■ **Task objective**: Copy every record that follows, word for word.

■ **Records for this task**:

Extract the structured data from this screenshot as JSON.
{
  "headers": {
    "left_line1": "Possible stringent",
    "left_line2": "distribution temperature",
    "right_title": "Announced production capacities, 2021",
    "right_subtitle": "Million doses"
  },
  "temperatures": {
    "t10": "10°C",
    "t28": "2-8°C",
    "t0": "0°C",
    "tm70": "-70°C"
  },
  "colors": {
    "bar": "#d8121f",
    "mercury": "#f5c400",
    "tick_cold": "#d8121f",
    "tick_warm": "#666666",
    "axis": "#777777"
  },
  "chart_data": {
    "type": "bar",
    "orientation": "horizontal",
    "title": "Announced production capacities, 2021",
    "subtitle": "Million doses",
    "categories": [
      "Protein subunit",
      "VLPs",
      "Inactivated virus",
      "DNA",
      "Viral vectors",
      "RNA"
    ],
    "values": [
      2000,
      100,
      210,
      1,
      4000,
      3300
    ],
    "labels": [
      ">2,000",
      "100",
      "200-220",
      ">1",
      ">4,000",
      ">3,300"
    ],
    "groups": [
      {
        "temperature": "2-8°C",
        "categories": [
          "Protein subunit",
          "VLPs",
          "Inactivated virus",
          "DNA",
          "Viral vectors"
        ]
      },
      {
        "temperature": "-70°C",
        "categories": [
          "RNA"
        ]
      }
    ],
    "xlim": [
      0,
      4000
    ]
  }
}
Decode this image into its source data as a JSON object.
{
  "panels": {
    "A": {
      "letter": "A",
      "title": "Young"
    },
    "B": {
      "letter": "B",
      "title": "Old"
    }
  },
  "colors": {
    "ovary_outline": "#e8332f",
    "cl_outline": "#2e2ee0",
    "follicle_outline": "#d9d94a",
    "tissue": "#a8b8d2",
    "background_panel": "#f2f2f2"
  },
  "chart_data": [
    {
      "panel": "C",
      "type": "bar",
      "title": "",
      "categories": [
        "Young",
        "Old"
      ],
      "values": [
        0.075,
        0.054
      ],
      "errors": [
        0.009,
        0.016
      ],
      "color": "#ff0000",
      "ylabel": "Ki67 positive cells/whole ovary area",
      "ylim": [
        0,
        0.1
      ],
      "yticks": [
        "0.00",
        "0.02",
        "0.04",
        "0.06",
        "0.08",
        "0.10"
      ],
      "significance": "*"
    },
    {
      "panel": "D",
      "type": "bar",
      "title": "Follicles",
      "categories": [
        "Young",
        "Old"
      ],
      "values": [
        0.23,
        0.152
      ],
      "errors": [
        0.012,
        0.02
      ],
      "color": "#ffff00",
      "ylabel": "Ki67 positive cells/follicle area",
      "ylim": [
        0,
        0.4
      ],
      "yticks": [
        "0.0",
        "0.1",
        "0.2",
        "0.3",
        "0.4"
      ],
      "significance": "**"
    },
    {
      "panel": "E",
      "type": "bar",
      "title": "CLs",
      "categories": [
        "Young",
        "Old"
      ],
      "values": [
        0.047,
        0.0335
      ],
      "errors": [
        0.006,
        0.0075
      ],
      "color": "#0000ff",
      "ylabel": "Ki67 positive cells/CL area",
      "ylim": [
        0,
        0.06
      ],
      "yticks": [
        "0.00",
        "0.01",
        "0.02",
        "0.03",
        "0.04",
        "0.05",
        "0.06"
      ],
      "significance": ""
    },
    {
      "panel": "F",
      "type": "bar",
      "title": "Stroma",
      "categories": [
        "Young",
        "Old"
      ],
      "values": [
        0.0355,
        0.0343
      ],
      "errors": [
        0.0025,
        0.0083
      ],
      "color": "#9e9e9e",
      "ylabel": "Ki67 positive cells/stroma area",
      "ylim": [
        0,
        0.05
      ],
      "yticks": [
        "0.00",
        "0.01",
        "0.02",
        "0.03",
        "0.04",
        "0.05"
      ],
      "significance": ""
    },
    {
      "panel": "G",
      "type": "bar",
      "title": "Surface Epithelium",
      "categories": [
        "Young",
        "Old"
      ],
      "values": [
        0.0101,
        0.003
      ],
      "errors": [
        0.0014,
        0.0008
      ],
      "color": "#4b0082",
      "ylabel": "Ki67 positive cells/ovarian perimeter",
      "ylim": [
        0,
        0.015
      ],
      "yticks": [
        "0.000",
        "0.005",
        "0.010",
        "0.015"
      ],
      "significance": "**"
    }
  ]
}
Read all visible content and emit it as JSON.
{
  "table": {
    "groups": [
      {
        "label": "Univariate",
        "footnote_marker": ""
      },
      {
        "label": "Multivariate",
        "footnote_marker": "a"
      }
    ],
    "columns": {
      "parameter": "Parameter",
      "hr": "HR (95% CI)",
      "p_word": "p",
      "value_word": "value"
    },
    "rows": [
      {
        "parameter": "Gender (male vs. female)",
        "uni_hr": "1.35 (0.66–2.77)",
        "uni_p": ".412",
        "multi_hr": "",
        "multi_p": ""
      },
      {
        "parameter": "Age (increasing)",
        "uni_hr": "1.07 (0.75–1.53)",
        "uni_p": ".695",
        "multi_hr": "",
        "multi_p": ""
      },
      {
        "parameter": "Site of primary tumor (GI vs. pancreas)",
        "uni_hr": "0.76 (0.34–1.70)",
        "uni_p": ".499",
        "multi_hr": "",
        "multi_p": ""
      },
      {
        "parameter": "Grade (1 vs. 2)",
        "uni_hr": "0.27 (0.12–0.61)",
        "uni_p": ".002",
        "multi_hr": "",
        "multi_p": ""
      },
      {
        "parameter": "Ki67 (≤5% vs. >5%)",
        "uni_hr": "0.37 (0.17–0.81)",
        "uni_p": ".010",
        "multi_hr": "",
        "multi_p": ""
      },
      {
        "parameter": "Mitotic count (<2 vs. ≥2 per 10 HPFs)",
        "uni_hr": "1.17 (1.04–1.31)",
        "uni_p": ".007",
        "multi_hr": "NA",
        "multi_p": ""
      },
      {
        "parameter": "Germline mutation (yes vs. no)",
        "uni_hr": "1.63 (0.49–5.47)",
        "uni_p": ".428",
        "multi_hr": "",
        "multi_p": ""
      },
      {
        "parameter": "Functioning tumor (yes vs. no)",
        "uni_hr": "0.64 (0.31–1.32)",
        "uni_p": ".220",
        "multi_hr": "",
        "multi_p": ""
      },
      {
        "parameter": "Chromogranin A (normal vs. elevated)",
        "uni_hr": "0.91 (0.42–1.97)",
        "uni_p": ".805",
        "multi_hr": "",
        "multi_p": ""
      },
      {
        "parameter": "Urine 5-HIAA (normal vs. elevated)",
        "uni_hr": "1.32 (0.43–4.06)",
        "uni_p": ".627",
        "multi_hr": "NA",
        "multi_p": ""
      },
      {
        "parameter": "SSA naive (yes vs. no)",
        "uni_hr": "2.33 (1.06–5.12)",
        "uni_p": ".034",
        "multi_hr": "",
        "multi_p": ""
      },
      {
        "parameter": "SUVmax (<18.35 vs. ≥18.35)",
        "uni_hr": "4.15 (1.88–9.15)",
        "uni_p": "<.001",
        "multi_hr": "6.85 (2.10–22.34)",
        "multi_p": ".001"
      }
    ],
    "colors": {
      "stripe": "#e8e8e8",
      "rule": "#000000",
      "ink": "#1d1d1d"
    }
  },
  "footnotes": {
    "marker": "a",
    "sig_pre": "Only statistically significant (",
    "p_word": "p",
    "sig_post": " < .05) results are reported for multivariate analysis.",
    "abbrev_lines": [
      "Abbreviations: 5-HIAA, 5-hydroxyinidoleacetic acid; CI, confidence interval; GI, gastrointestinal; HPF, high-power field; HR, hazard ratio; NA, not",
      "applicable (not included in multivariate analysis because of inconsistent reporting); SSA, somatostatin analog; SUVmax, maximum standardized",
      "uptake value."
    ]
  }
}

■ **Response to this exercise**:
Extract the structured data from this screenshot as JSON.
{
  "headers": {
    "left_line1": "Possible stringent",
    "left_line2": "distribution temperature",
    "right_title": "Announced production capacities, 2021",
    "right_subtitle": "Million doses"
  },
  "temperatures": {
    "t10": "10°C",
    "t28": "2-8°C",
    "t0": "0°C",
    "tm70": "-70°C"
  },
  "colors": {
    "bar": "#d8121f",
    "mercury": "#f5c400",
    "tick_cold": "#d8121f",
    "tick_warm": "#666666",
    "axis": "#777777"
  },
  "chart_data": {
    "type": "bar",
    "orientation": "horizontal",
    "title": "Announced production capacities, 2021",
    "subtitle": "Million doses",
    "categories": [
      "Protein subunit",
      "VLPs",
      "Inactivated virus",
      "DNA",
      "Viral vectors",
      "RNA"
    ],
    "values": [
      2000,
      100,
      210,
      1,
      4000,
      3300
    ],
    "labels": [
      ">2,000",
      "100",
      "200-220",
      ">1",
      ">4,000",
      ">3,300"
    ],
    "groups": [
      {
        "temperature": "2-8°C",
        "categories": [
          "Protein subunit",
          "VLPs",
          "Inactivated virus",
          "DNA",
          "Viral vectors"
        ]
      },
      {
        "temperature": "-70°C",
        "categories": [
          "RNA"
        ]
      }
    ],
    "xlim": [
      0,
      4000
    ]
  }
}
Decode this image into its source data as a JSON object.
{
  "panels": {
    "A": {
      "letter": "A",
      "title": "Young"
    },
    "B": {
      "letter": "B",
      "title": "Old"
    }
  },
  "colors": {
    "ovary_outline": "#e8332f",
    "cl_outline": "#2e2ee0",
    "follicle_outline": "#d9d94a",
    "tissue": "#a8b8d2",
    "background_panel": "#f2f2f2"
  },
  "chart_data": [
    {
      "panel": "C",
      "type": "bar",
      "title": "",
      "categories": [
        "Young",
        "Old"
      ],
      "values": [
        0.075,
        0.054
      ],
      "errors": [
        0.009,
        0.016
      ],
      "color": "#ff0000",
      "ylabel": "Ki67 positive cells/whole ovary area",
      "ylim": [
        0,
        0.1
      ],
      "yticks": [
        "0.00",
        "0.02",
        "0.04",
        "0.06",
        "0.08",
        "0.10"
      ],
      "significance": "*"
    },
    {
      "panel": "D",
      "type": "bar",
      "title": "Follicles",
      "categories": [
        "Young",
        "Old"
      ],
      "values": [
        0.23,
        0.152
      ],
      "errors": [
        0.012,
        0.02
      ],
      "color": "#ffff00",
      "ylabel": "Ki67 positive cells/follicle area",
      "ylim": [
        0,
        0.4
      ],
      "yticks": [
        "0.0",
        "0.1",
        "0.2",
        "0.3",
        "0.4"
      ],
      "significance": "**"
    },
    {
      "panel": "E",
      "type": "bar",
      "title": "CLs",
      "categories": [
        "Young",
        "Old"
      ],
      "values": [
        0.047,
        0.0335
      ],
      "errors": [
        0.006,
        0.0075
      ],
      "color": "#0000ff",
      "ylabel": "Ki67 positive cells/CL area",
      "ylim": [
        0,
        0.06
      ],
      "yticks": [
        "0.00",
        "0.01",
        "0.02",
        "0.03",
        "0.04",
        "0.05",
        "0.06"
      ],
      "significance": ""
    },
    {
      "panel": "F",
      "type": "bar",
      "title": "Stroma",
      "categories": [
        "Young",
        "Old"
      ],
      "values": [
        0.0355,
        0.0343
      ],
      "errors": [
        0.0025,
        0.0083
      ],
      "color": "#9e9e9e",
      "ylabel": "Ki67 positive cells/stroma area",
      "ylim": [
        0,
        0.05
      ],
      "yticks": [
        "0.00",
        "0.01",
        "0.02",
        "0.03",
        "0.04",
        "0.05"
      ],
      "significance": ""
    },
    {
      "panel": "G",
      "type": "bar",
      "title": "Surface Epithelium",
      "categories": [
        "Young",
        "Old"
      ],
      "values": [
        0.0101,
        0.003
      ],
      "errors": [
        0.0014,
        0.0008
      ],
      "color": "#4b0082",
      "ylabel": "Ki67 positive cells/ovarian perimeter",
      "ylim": [
        0,
        0.015
      ],
      "yticks": [
        "0.000",
        "0.005",
        "0.010",
        "0.015"
      ],
      "significance": "**"
    }
  ]
}
Read all visible content and emit it as JSON.
{
  "table": {
    "groups": [
      {
        "label": "Univariate",
        "footnote_marker": ""
      },
      {
        "label": "Multivariate",
        "footnote_marker": "a"
      }
    ],
    "columns": {
      "parameter": "Parameter",
      "hr": "HR (95% CI)",
      "p_word": "p",
      "value_word": "value"
    },
    "rows": [
      {
        "parameter": "Gender (male vs. female)",
        "uni_hr": "1.35 (0.66–2.77)",
        "uni_p": ".412",
        "multi_hr": "",
        "multi_p": ""
      },
      {
        "parameter": "Age (increasing)",
        "uni_hr": "1.07 (0.75–1.53)",
        "uni_p": ".695",
        "multi_hr": "",
        "multi_p": ""
      },
      {
        "parameter": "Site of primary tumor (GI vs. pancreas)",
        "uni_hr": "0.76 (0.34–1.70)",
        "uni_p": ".499",
        "multi_hr": "",
        "multi_p": ""
      },
      {
        "parameter": "Grade (1 vs. 2)",
        "uni_hr": "0.27 (0.12–0.61)",
        "uni_p": ".002",
        "multi_hr": "",
        "multi_p": ""
      },
      {
        "parameter": "Ki67 (≤5% vs. >5%)",
        "uni_hr": "0.37 (0.17–0.81)",
        "uni_p": ".010",
        "multi_hr": "",
        "multi_p": ""
      },
      {
        "parameter": "Mitotic count (<2 vs. ≥2 per 10 HPFs)",
        "uni_hr": "1.17 (1.04–1.31)",
        "uni_p": ".007",
        "multi_hr": "NA",
        "multi_p": ""
      },
      {
        "parameter": "Germline mutation (yes vs. no)",
        "uni_hr": "1.63 (0.49–5.47)",
        "uni_p": ".428",
        "multi_hr": "",
        "multi_p": ""
      },
      {
        "parameter": "Functioning tumor (yes vs. no)",
        "uni_hr": "0.64 (0.31–1.32)",
        "uni_p": ".220",
        "multi_hr": "",
        "multi_p": ""
      },
      {
        "parameter": "Chromogranin A (normal vs. elevated)",
        "uni_hr": "0.91 (0.42–1.97)",
        "uni_p": ".805",
        "multi_hr": "",
        "multi_p": ""
      },
      {
        "parameter": "Urine 5-HIAA (normal vs. elevated)",
        "uni_hr": "1.32 (0.43–4.06)",
        "uni_p": ".627",
        "multi_hr": "NA",
        "multi_p": ""
      },
      {
        "parameter": "SSA naive (yes vs. no)",
        "uni_hr": "2.33 (1.06–5.12)",
        "uni_p": ".034",
        "multi_hr": "",
        "multi_p": ""
      },
      {
        "parameter": "SUVmax (<18.35 vs. ≥18.35)",
        "uni_hr": "4.15 (1.88–9.15)",
        "uni_p": "<.001",
        "multi_hr": "6.85 (2.10–22.34)",
        "multi_p": ".001"
      }
    ],
    "colors": {
      "stripe": "#e8e8e8",
      "rule": "#000000",
      "ink": "#1d1d1d"
    }
  },
  "footnotes": {
    "marker": "a",
    "sig_pre": "Only statistically significant (",
    "p_word": "p",
    "sig_post": " < .05) results are reported for multivariate analysis.",
    "abbrev_lines": [
      "Abbreviations: 5-HIAA, 5-hydroxyinidoleacetic acid; CI, confidence interval; GI, gastrointestinal; HPF, high-power field; HR, hazard ratio; NA, not",
      "applicable (not included in multivariate analysis because of inconsistent reporting); SSA, somatostatin analog; SUVmax, maximum standardized",
      "uptake value."
    ]
  }
}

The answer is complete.